- GIVEN PROBLEM -
Your task is to copy every line of this material exactly.

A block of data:
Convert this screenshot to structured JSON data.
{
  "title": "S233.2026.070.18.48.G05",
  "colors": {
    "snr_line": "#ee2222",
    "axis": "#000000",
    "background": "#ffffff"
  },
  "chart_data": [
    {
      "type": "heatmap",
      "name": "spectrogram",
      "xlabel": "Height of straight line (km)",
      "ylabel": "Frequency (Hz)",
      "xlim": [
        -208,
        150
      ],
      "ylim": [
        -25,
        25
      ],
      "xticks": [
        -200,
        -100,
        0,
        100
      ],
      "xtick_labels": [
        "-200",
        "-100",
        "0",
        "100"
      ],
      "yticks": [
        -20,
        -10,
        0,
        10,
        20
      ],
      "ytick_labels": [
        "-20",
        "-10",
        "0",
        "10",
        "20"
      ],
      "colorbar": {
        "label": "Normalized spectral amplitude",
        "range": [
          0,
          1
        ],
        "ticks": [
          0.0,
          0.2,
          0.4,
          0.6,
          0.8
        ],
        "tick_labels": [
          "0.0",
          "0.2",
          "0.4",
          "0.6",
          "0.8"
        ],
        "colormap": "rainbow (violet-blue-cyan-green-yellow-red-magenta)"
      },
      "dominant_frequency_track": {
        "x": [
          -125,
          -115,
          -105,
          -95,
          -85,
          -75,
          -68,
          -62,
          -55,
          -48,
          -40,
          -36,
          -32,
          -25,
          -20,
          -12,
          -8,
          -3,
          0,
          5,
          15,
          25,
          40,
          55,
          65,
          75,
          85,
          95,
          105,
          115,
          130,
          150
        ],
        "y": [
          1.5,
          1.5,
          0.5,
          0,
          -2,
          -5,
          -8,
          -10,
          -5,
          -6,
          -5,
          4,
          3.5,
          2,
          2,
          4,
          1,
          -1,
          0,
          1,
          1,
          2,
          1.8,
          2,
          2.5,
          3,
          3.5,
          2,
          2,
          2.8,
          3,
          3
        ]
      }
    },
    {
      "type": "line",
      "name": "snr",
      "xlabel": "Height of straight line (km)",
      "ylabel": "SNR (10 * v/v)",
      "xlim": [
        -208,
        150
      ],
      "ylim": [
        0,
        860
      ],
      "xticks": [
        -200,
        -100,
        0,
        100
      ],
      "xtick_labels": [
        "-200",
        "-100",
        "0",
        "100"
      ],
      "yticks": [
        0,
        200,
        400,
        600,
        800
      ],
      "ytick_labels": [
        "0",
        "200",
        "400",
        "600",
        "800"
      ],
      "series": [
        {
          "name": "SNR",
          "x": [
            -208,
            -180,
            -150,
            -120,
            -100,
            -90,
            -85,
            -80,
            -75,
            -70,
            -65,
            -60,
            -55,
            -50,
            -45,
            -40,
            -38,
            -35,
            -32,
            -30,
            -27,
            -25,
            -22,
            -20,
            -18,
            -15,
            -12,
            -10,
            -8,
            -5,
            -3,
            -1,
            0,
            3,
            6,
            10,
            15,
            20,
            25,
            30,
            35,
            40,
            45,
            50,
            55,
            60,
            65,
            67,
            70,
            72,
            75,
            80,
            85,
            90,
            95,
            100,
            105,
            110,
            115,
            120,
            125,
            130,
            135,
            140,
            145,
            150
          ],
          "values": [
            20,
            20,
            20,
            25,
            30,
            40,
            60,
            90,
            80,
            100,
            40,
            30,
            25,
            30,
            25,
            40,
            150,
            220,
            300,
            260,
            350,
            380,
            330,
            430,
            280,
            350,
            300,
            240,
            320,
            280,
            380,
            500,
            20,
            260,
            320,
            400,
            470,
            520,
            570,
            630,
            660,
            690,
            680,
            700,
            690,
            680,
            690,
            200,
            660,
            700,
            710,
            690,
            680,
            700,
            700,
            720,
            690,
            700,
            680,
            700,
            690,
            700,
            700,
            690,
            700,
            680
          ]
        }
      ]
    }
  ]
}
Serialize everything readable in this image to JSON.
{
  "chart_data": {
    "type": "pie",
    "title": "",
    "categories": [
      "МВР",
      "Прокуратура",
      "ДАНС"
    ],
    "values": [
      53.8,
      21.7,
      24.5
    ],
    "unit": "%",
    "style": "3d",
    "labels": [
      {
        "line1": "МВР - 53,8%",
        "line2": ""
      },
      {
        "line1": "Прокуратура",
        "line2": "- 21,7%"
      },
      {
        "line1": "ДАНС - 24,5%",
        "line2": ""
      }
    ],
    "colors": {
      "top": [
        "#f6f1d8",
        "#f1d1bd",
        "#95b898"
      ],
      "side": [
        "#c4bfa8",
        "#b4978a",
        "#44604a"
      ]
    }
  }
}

- RESULT OF THIS EXERCISE -
Convert this screenshot to structured JSON data.
{
  "title": "S233.2026.070.18.48.G05",
  "colors": {
    "snr_line": "#ee2222",
    "axis": "#000000",
    "background": "#ffffff"
  },
  "chart_data": [
    {
      "type": "heatmap",
      "name": "spectrogram",
      "xlabel": "Height of straight line (km)",
      "ylabel": "Frequency (Hz)",
      "xlim": [
        -208,
        150
      ],
      "ylim": [
        -25,
        25
      ],
      "xticks": [
        -200,
        -100,
        0,
        100
      ],
      "xtick_labels": [
        "-200",
        "-100",
        "0",
        "100"
      ],
      "yticks": [
        -20,
        -10,
        0,
        10,
        20
      ],
      "ytick_labels": [
        "-20",
        "-10",
        "0",
        "10",
        "20"
      ],
      "colorbar": {
        "label": "Normalized spectral amplitude",
        "range": [
          0,
          1
        ],
        "ticks": [
          0.0,
          0.2,
          0.4,
          0.6,
          0.8
        ],
        "tick_labels": [
          "0.0",
          "0.2",
          "0.4",
          "0.6",
          "0.8"
        ],
        "colormap": "rainbow (violet-blue-cyan-green-yellow-red-magenta)"
      },
      "dominant_frequency_track": {
        "x": [
          -125,
          -115,
          -105,
          -95,
          -85,
          -75,
          -68,
          -62,
          -55,
          -48,
          -40,
          -36,
          -32,
          -25,
          -20,
          -12,
          -8,
          -3,
          0,
          5,
          15,
          25,
          40,
          55,
          65,
          75,
          85,
          95,
          105,
          115,
          130,
          150
        ],
        "y": [
          1.5,
          1.5,
          0.5,
          0,
          -2,
          -5,
          -8,
          -10,
          -5,
          -6,
          -5,
          4,
          3.5,
          2,
          2,
          4,
          1,
          -1,
          0,
          1,
          1,
          2,
          1.8,
          2,
          2.5,
          3,
          3.5,
          2,
          2,
          2.8,
          3,
          3
        ]
      }
    },
    {
      "type": "line",
      "name": "snr",
      "xlabel": "Height of straight line (km)",
      "ylabel": "SNR (10 * v/v)",
      "xlim": [
        -208,
        150
      ],
      "ylim": [
        0,
        860
      ],
      "xticks": [
        -200,
        -100,
        0,
        100
      ],
      "xtick_labels": [
        "-200",
        "-100",
        "0",
        "100"
      ],
      "yticks": [
        0,
        200,
        400,
        600,
        800
      ],
      "ytick_labels": [
        "0",
        "200",
        "400",
        "600",
        "800"
      ],
      "series": [
        {
          "name": "SNR",
          "x": [
            -208,
            -180,
            -150,
            -120,
            -100,
            -90,
            -85,
            -80,
            -75,
            -70,
            -65,
            -60,
            -55,
            -50,
            -45,
            -40,
            -38,
            -35,
            -32,
            -30,
            -27,
            -25,
            -22,
            -20,
            -18,
            -15,
            -12,
            -10,
            -8,
            -5,
            -3,
            -1,
            0,
            3,
            6,
            10,
            15,
            20,
            25,
            30,
            35,
            40,
            45,
            50,
            55,
            60,
            65,
            67,
            70,
            72,
            75,
            80,
            85,
            90,
            95,
            100,
            105,
            110,
            115,
            120,
            125,
            130,
            135,
            140,
            145,
            150
          ],
          "values": [
            20,
            20,
            20,
            25,
            30,
            40,
            60,
            90,
            80,
            100,
            40,
            30,
            25,
            30,
            25,
            40,
            150,
            220,
            300,
            260,
            350,
            380,
            330,
            430,
            280,
            350,
            300,
            240,
            320,
            280,
            380,
            500,
            20,
            260,
            320,
            400,
            470,
            520,
            570,
            630,
            660,
            690,
            680,
            700,
            690,
            680,
            690,
            200,
            660,
            700,
            710,
            690,
            680,
            700,
            700,
            720,
            690,
            700,
            680,
            700,
            690,
            700,
            700,
            690,
            700,
            680
          ]
        }
      ]
    }
  ]
}
Serialize everything readable in this image to JSON.
{
  "chart_data": {
    "type": "pie",
    "title": "",
    "categories": [
      "МВР",
      "Прокуратура",
      "ДАНС"
    ],
    "values": [
      53.8,
      21.7,
      24.5
    ],
    "unit": "%",
    "style": "3d",
    "labels": [
      {
        "line1": "МВР - 53,8%",
        "line2": ""
      },
      {
        "line1": "Прокуратура",
        "line2": "- 21,7%"
      },
      {
        "line1": "ДАНС - 24,5%",
        "line2": ""
      }
    ],
    "colors": {
      "top": [
        "#f6f1d8",
        "#f1d1bd",
        "#95b898"
      ],
      "side": [
        "#c4bfa8",
        "#b4978a",
        "#44604a"
      ]
    }
  }
}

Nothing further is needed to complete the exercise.